## WHAT TO DO
Keep only the lines of the listing that include the word "User", and copy them.

## Data excerpts
>> start

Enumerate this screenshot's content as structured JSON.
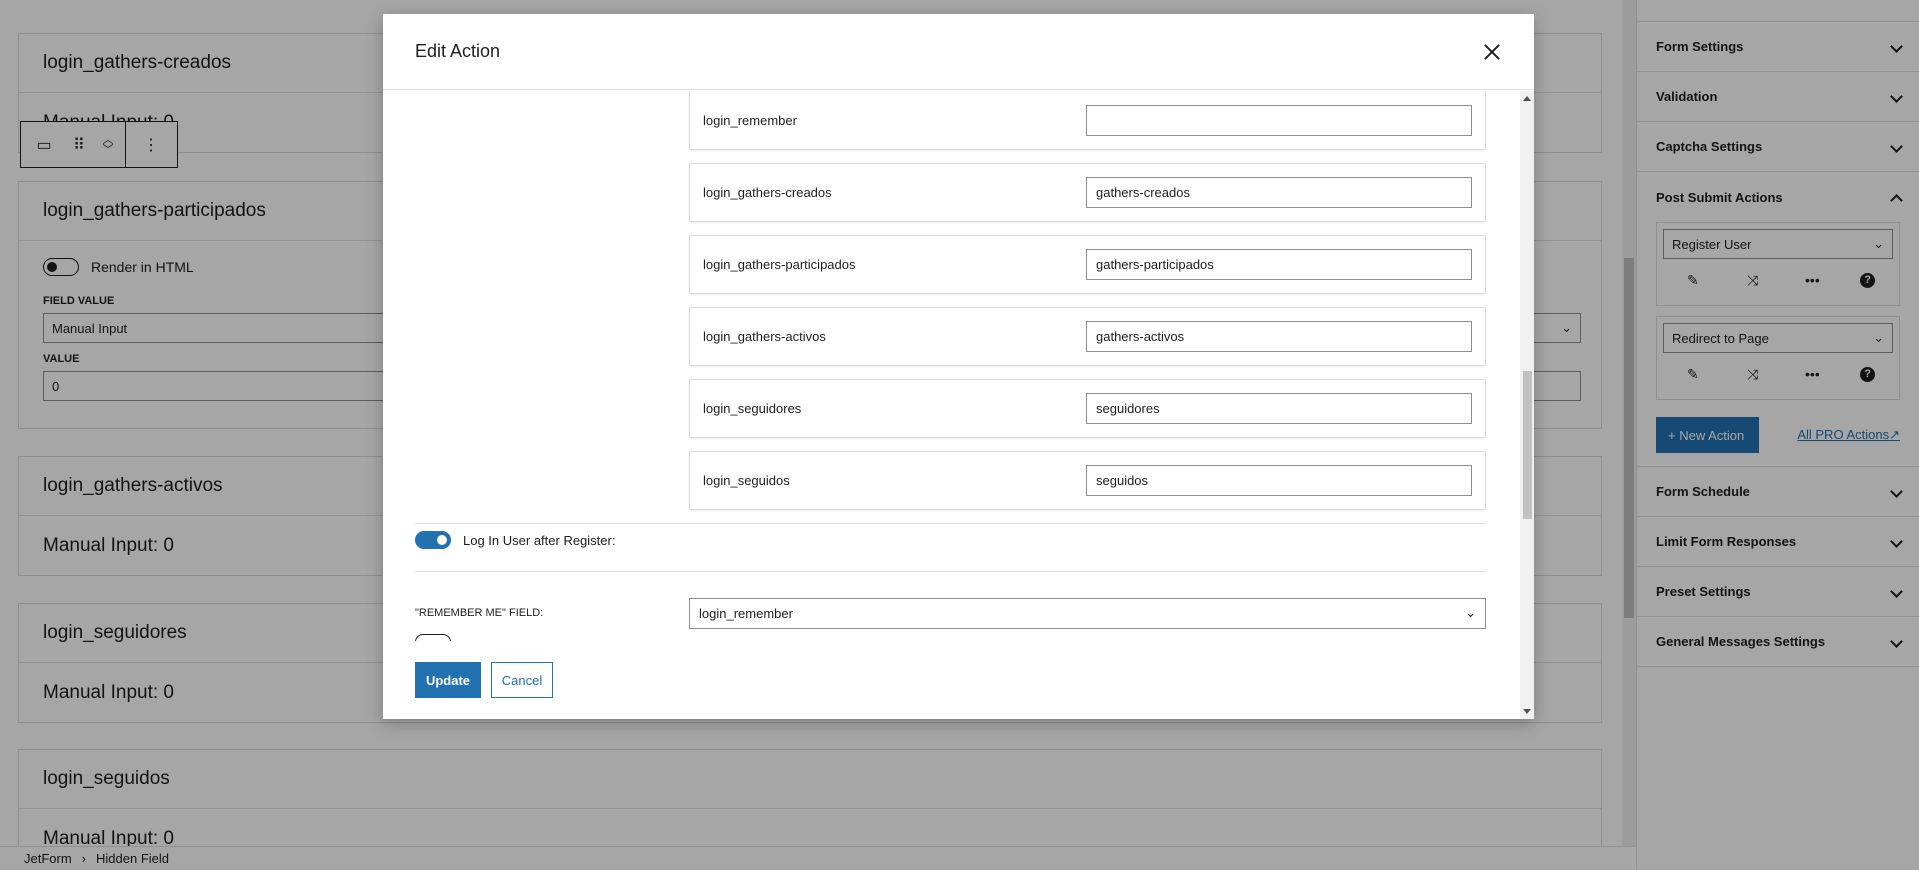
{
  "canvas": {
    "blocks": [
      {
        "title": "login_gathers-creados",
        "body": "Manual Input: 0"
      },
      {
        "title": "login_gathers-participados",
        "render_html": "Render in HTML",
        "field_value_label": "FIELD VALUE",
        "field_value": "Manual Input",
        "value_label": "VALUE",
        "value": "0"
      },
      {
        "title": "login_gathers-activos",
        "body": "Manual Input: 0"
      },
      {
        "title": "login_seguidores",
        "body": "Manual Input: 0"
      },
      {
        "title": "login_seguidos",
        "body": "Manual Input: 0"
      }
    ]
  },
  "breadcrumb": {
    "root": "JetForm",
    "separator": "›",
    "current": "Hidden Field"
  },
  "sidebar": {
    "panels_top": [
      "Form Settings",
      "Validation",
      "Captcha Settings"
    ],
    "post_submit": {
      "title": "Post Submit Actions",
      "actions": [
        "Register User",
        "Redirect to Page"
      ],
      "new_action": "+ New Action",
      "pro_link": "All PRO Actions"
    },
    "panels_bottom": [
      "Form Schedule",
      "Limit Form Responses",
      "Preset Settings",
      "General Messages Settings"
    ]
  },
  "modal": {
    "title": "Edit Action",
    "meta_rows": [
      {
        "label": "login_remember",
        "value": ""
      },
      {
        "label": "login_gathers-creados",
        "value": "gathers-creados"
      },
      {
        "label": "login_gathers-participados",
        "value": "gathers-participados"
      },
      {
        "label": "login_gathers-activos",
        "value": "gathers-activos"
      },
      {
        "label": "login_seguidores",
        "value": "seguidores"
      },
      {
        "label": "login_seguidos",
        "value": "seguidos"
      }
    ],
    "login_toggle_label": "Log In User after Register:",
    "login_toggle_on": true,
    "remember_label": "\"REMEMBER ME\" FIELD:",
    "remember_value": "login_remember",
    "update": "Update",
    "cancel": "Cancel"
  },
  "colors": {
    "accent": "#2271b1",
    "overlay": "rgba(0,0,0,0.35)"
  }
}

>> end
>> start

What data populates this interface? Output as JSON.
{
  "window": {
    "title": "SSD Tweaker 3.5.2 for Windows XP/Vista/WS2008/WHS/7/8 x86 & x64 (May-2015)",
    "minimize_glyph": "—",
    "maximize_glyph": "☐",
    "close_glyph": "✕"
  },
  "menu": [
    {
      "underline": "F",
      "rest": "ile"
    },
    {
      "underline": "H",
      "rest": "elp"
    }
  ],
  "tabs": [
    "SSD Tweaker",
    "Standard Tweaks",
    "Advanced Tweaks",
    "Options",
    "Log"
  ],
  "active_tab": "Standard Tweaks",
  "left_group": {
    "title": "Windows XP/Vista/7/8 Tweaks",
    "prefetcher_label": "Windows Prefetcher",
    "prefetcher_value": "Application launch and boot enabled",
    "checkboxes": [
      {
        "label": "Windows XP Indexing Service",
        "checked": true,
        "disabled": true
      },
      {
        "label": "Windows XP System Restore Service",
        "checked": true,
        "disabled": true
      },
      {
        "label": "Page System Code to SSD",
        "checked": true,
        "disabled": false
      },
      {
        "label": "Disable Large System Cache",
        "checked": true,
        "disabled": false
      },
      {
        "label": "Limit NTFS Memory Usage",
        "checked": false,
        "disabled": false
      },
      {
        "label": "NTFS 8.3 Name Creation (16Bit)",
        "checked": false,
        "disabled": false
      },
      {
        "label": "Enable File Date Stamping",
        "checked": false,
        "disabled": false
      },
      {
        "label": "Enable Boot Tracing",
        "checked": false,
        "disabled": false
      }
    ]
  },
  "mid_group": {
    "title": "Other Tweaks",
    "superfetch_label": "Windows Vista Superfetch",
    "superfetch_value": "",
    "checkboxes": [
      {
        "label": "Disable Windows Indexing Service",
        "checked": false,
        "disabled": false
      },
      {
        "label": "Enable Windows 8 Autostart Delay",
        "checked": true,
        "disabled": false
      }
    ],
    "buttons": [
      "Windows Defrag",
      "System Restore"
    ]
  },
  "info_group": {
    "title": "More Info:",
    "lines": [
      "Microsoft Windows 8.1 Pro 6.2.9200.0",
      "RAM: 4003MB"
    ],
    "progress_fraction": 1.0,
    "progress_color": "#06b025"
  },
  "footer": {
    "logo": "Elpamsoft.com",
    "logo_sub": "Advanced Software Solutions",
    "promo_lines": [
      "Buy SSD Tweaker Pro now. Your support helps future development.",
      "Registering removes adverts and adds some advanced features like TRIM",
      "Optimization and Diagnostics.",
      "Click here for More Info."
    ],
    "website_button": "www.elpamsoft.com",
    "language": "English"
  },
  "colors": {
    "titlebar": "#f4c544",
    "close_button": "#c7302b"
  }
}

>> end

## ANSWER TO THE EXERCISE
        "Register User",
    "login_toggle_label": "Log In User after Register:",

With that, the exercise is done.